- **AIM**: Search the records for the word "dimensional" and pick out every line that has it.

- **GIVEN DATA**:
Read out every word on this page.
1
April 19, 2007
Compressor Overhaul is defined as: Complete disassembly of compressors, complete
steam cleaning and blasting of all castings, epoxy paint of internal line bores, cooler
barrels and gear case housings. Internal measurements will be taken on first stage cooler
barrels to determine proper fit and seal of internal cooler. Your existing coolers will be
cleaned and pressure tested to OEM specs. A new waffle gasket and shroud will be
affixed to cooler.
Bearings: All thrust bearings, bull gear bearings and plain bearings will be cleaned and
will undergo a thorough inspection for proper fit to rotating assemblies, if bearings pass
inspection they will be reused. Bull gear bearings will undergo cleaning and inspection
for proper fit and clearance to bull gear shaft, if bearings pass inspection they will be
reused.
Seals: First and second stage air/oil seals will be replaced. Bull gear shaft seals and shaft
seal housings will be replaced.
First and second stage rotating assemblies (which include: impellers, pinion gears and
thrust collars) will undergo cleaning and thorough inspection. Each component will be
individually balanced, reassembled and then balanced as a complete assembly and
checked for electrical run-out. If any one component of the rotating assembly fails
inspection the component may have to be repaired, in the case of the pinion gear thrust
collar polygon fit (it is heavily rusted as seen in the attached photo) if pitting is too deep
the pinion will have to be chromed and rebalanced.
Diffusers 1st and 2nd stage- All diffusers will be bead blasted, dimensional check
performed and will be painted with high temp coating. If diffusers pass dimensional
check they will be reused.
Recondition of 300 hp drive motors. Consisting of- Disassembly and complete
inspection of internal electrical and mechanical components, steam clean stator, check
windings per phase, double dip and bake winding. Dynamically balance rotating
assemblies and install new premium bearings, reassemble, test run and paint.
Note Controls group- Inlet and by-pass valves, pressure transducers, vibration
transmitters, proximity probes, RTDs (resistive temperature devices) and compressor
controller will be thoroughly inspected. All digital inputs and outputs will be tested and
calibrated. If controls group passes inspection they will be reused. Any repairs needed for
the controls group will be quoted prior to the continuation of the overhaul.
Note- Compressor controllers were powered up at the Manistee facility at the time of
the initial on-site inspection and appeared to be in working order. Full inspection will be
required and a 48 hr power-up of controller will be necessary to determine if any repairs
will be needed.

- **OUTPUT OF THE TASK**:
Diffusers 1st and 2nd stage- All diffusers will be bead blasted, dimensional check
performed and will be painted with high temp coating. If diffusers pass dimensional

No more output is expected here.